# [Job]
Print the data that follows exactly.

-*-*-

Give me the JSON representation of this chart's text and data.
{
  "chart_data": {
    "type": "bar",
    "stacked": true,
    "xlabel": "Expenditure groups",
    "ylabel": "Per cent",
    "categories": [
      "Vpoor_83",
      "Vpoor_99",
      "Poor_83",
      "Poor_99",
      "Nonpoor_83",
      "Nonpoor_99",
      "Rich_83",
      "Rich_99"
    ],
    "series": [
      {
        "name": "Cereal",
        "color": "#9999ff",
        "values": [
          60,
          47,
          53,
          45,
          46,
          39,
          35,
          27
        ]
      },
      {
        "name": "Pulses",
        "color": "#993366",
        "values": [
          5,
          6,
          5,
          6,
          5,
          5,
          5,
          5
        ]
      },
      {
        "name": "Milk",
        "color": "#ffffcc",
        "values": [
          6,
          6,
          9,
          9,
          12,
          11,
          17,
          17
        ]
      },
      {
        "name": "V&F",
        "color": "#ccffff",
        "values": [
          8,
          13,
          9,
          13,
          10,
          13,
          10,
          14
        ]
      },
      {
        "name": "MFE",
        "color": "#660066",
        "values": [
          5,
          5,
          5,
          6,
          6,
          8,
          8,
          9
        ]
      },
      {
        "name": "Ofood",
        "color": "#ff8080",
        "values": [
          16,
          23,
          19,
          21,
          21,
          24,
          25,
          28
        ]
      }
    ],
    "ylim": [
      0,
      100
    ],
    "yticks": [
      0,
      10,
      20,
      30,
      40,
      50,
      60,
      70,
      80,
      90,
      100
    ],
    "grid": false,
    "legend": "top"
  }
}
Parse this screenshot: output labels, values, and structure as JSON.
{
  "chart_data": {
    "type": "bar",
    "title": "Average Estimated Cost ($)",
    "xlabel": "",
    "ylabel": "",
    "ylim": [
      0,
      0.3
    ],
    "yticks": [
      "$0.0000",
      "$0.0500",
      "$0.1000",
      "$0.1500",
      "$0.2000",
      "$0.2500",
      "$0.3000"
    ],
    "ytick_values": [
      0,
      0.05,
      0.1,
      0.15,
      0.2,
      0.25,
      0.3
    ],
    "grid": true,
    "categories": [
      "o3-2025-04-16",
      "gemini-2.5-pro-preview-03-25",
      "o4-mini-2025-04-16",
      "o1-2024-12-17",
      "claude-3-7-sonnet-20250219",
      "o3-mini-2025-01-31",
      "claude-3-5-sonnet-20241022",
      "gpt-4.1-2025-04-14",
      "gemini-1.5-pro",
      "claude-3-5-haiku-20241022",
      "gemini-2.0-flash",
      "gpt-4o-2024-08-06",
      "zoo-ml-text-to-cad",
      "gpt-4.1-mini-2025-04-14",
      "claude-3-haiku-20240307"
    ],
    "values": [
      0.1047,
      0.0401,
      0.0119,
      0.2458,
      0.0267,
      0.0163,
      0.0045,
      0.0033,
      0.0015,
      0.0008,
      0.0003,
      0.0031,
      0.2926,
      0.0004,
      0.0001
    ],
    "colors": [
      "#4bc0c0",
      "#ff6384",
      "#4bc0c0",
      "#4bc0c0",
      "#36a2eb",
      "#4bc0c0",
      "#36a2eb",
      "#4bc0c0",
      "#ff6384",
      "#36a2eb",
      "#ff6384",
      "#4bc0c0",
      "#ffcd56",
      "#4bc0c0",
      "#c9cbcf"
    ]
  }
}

-*-*-

# [Task answer]
Give me the JSON representation of this chart's text and data.
{
  "chart_data": {
    "type": "bar",
    "stacked": true,
    "xlabel": "Expenditure groups",
    "ylabel": "Per cent",
    "categories": [
      "Vpoor_83",
      "Vpoor_99",
      "Poor_83",
      "Poor_99",
      "Nonpoor_83",
      "Nonpoor_99",
      "Rich_83",
      "Rich_99"
    ],
    "series": [
      {
        "name": "Cereal",
        "color": "#9999ff",
        "values": [
          60,
          47,
          53,
          45,
          46,
          39,
          35,
          27
        ]
      },
      {
        "name": "Pulses",
        "color": "#993366",
        "values": [
          5,
          6,
          5,
          6,
          5,
          5,
          5,
          5
        ]
      },
      {
        "name": "Milk",
        "color": "#ffffcc",
        "values": [
          6,
          6,
          9,
          9,
          12,
          11,
          17,
          17
        ]
      },
      {
        "name": "V&F",
        "color": "#ccffff",
        "values": [
          8,
          13,
          9,
          13,
          10,
          13,
          10,
          14
        ]
      },
      {
        "name": "MFE",
        "color": "#660066",
        "values": [
          5,
          5,
          5,
          6,
          6,
          8,
          8,
          9
        ]
      },
      {
        "name": "Ofood",
        "color": "#ff8080",
        "values": [
          16,
          23,
          19,
          21,
          21,
          24,
          25,
          28
        ]
      }
    ],
    "ylim": [
      0,
      100
    ],
    "yticks": [
      0,
      10,
      20,
      30,
      40,
      50,
      60,
      70,
      80,
      90,
      100
    ],
    "grid": false,
    "legend": "top"
  }
}
Parse this screenshot: output labels, values, and structure as JSON.
{
  "chart_data": {
    "type": "bar",
    "title": "Average Estimated Cost ($)",
    "xlabel": "",
    "ylabel": "",
    "ylim": [
      0,
      0.3
    ],
    "yticks": [
      "$0.0000",
      "$0.0500",
      "$0.1000",
      "$0.1500",
      "$0.2000",
      "$0.2500",
      "$0.3000"
    ],
    "ytick_values": [
      0,
      0.05,
      0.1,
      0.15,
      0.2,
      0.25,
      0.3
    ],
    "grid": true,
    "categories": [
      "o3-2025-04-16",
      "gemini-2.5-pro-preview-03-25",
      "o4-mini-2025-04-16",
      "o1-2024-12-17",
      "claude-3-7-sonnet-20250219",
      "o3-mini-2025-01-31",
      "claude-3-5-sonnet-20241022",
      "gpt-4.1-2025-04-14",
      "gemini-1.5-pro",
      "claude-3-5-haiku-20241022",
      "gemini-2.0-flash",
      "gpt-4o-2024-08-06",
      "zoo-ml-text-to-cad",
      "gpt-4.1-mini-2025-04-14",
      "claude-3-haiku-20240307"
    ],
    "values": [
      0.1047,
      0.0401,
      0.0119,
      0.2458,
      0.0267,
      0.0163,
      0.0045,
      0.0033,
      0.0015,
      0.0008,
      0.0003,
      0.0031,
      0.2926,
      0.0004,
      0.0001
    ],
    "colors": [
      "#4bc0c0",
      "#ff6384",
      "#4bc0c0",
      "#4bc0c0",
      "#36a2eb",
      "#4bc0c0",
      "#36a2eb",
      "#4bc0c0",
      "#ff6384",
      "#36a2eb",
      "#ff6384",
      "#4bc0c0",
      "#ffcd56",
      "#4bc0c0",
      "#c9cbcf"
    ]
  }
}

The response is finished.